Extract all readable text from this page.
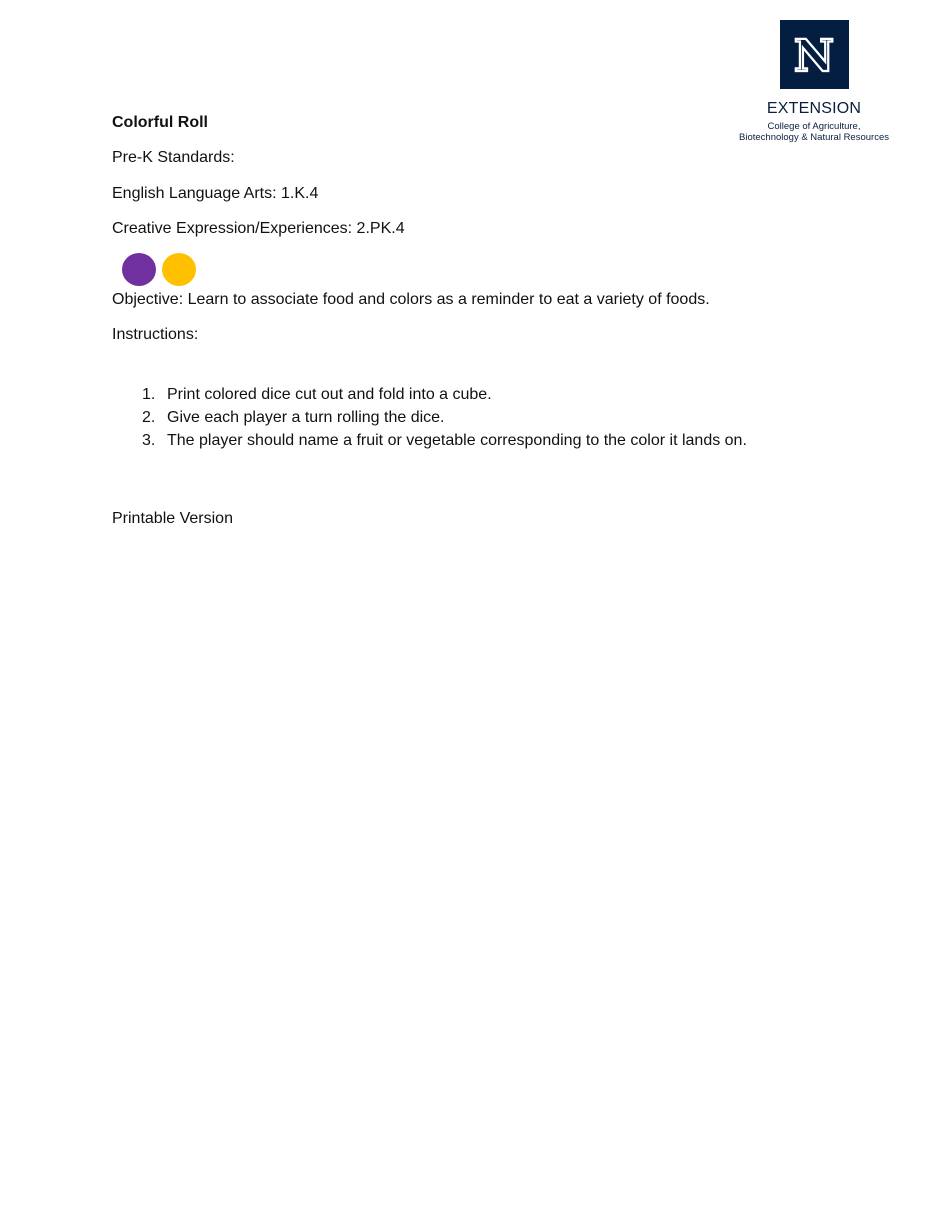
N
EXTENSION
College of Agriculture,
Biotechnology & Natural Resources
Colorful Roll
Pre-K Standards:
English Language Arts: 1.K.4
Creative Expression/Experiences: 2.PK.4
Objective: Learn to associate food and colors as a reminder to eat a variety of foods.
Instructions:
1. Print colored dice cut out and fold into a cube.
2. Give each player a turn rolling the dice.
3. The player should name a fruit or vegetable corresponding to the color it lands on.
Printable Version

■ ■ ■

* [What this task involves] Set the listing down in full and exactly. Pictures within it should not appear in the copy.

* [Solved exercise]
Extract all readable text from this page.
N
EXTENSION
College of Agriculture,
Biotechnology & Natural Resources
Colorful Roll
Pre-K Standards:
English Language Arts: 1.K.4
Creative Expression/Experiences: 2.PK.4
Objective: Learn to associate food and colors as a reminder to eat a variety of foods.
Instructions:
1. Print colored dice cut out and fold into a cube.
2. Give each player a turn rolling the dice.
3. The player should name a fruit or vegetable corresponding to the color it lands on.
Printable Version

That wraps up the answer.